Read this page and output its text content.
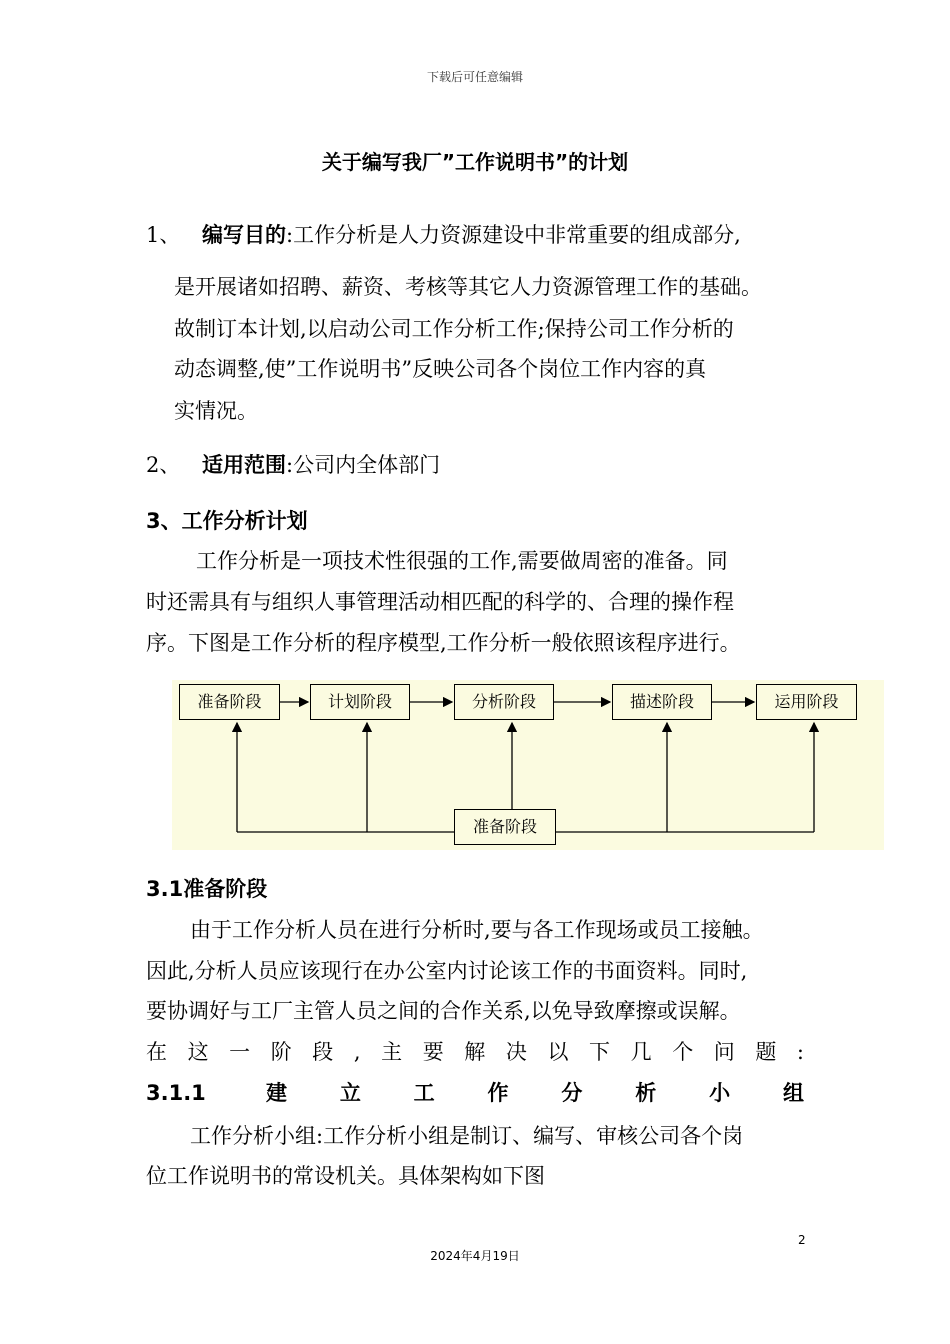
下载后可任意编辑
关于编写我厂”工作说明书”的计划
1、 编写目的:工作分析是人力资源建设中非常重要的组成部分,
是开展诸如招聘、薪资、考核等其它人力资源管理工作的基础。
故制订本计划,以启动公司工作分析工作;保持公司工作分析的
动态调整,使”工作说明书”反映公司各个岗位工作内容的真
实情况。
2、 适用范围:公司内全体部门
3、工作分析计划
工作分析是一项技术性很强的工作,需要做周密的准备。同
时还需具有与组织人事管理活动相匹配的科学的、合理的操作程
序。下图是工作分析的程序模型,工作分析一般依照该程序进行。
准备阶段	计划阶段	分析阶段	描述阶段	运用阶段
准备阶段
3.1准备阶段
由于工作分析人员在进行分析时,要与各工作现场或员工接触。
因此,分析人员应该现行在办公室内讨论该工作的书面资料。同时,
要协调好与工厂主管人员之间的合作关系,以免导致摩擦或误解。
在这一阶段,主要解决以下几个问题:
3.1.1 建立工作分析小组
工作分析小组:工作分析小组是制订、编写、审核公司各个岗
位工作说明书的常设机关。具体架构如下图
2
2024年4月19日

Directions for this task =
Return each line of the data, keeping its wording exact and omitting pictures.

Solution below =
Read this page and output its text content.
下载后可任意编辑
关于编写我厂”工作说明书”的计划
1、 编写目的:工作分析是人力资源建设中非常重要的组成部分,
是开展诸如招聘、薪资、考核等其它人力资源管理工作的基础。
故制订本计划,以启动公司工作分析工作;保持公司工作分析的
动态调整,使”工作说明书”反映公司各个岗位工作内容的真
实情况。
2、 适用范围:公司内全体部门
3、工作分析计划
工作分析是一项技术性很强的工作,需要做周密的准备。同
时还需具有与组织人事管理活动相匹配的科学的、合理的操作程
序。下图是工作分析的程序模型,工作分析一般依照该程序进行。
准备阶段	计划阶段	分析阶段	描述阶段	运用阶段
准备阶段
3.1准备阶段
由于工作分析人员在进行分析时,要与各工作现场或员工接触。
因此,分析人员应该现行在办公室内讨论该工作的书面资料。同时,
要协调好与工厂主管人员之间的合作关系,以免导致摩擦或误解。
在这一阶段,主要解决以下几个问题:
3.1.1 建立工作分析小组
工作分析小组:工作分析小组是制订、编写、审核公司各个岗
位工作说明书的常设机关。具体架构如下图
2
2024年4月19日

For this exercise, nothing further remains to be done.